» JOB
Where a line contains the string "this", copy that line.

Figure content listings
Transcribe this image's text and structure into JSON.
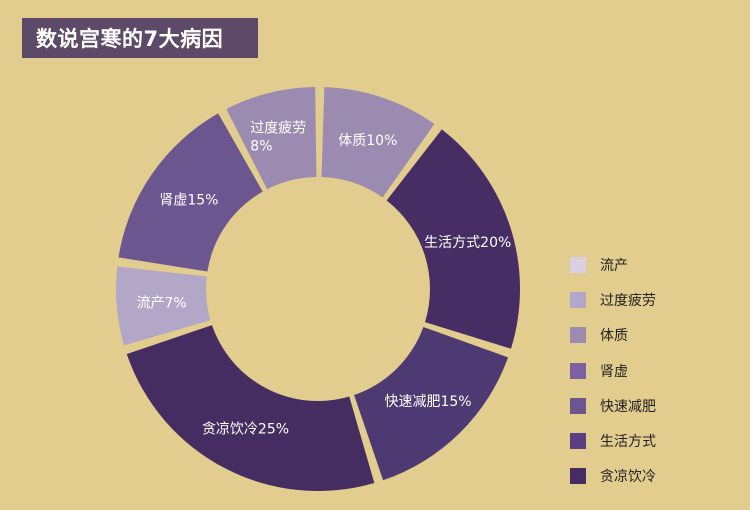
{
  "title": "数说宫寒的7大病因",
  "chart_data": {
    "type": "pie",
    "donut": true,
    "title": "数说宫寒的7大病因",
    "slices": [
      {
        "name": "体质",
        "value": 10,
        "label": "体质10%",
        "color": "#9b8bb1"
      },
      {
        "name": "生活方式",
        "value": 20,
        "label": "生活方式20%",
        "color": "#462d64"
      },
      {
        "name": "快速减肥",
        "value": 15,
        "label": "快速减肥15%",
        "color": "#4d3a72"
      },
      {
        "name": "贪凉饮冷",
        "value": 25,
        "label": "贪凉饮冷25%",
        "color": "#452d62"
      },
      {
        "name": "流产",
        "value": 7,
        "label": "流产7%",
        "color": "#b3a7c8"
      },
      {
        "name": "肾虚",
        "value": 15,
        "label": "肾虚15%",
        "color": "#6b5690"
      },
      {
        "name": "过度疲劳",
        "value": 8,
        "label": "过度疲劳\n8%",
        "color": "#9b8bb1"
      }
    ],
    "legend": {
      "placement": "right",
      "items": [
        {
          "name": "流产",
          "color": "#d9d0e3"
        },
        {
          "name": "过度疲劳",
          "color": "#b3a7c8"
        },
        {
          "name": "体质",
          "color": "#9b8bb1"
        },
        {
          "name": "肾虚",
          "color": "#7b62a2"
        },
        {
          "name": "快速减肥",
          "color": "#6b5690"
        },
        {
          "name": "生活方式",
          "color": "#5a4080"
        },
        {
          "name": "贪凉饮冷",
          "color": "#452d62"
        }
      ]
    }
  }
}
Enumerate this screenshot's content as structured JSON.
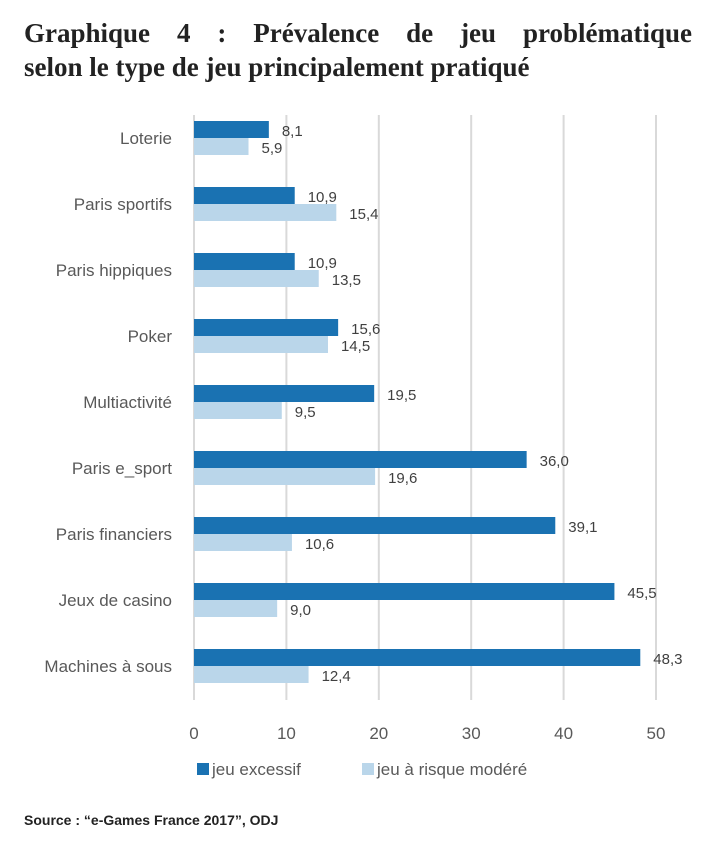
{
  "title": {
    "line1": "Graphique 4 : Prévalence de jeu problématique",
    "line2": "selon le type de jeu principalement pratiqué"
  },
  "source": "Source : “e-Games France 2017”, ODJ",
  "chart_data": {
    "type": "bar",
    "orientation": "horizontal",
    "title": "Graphique 4 : Prévalence de jeu problématique selon le type de jeu principalement pratiqué",
    "xlabel": "",
    "ylabel": "",
    "categories": [
      "Loterie",
      "Paris sportifs",
      "Paris hippiques",
      "Poker",
      "Multiactivité",
      "Paris e_sport",
      "Paris financiers",
      "Jeux de casino",
      "Machines à sous"
    ],
    "series": [
      {
        "name": "jeu excessif",
        "color": "#1a72b2",
        "values": [
          8.1,
          10.9,
          10.9,
          15.6,
          19.5,
          36.0,
          39.1,
          45.5,
          48.3
        ]
      },
      {
        "name": "jeu à risque modéré",
        "color": "#bad6ea",
        "values": [
          5.9,
          15.4,
          13.5,
          14.5,
          9.5,
          19.6,
          10.6,
          9.0,
          12.4
        ]
      }
    ],
    "value_labels": [
      [
        "8,1",
        "10,9",
        "10,9",
        "15,6",
        "19,5",
        "36,0",
        "39,1",
        "45,5",
        "48,3"
      ],
      [
        "5,9",
        "15,4",
        "13,5",
        "14,5",
        "9,5",
        "19,6",
        "10,6",
        "9,0",
        "12,4"
      ]
    ],
    "xlim": [
      0,
      50
    ],
    "xticks": [
      0,
      10,
      20,
      30,
      40,
      50
    ],
    "xtick_labels": [
      "0",
      "10",
      "20",
      "30",
      "40",
      "50"
    ],
    "grid": true,
    "legend_position": "bottom"
  }
}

» EXERCISE RESPONSE
Transcribe this image's text and structure into JSON.
Enumerate this screenshot's content as structured JSON.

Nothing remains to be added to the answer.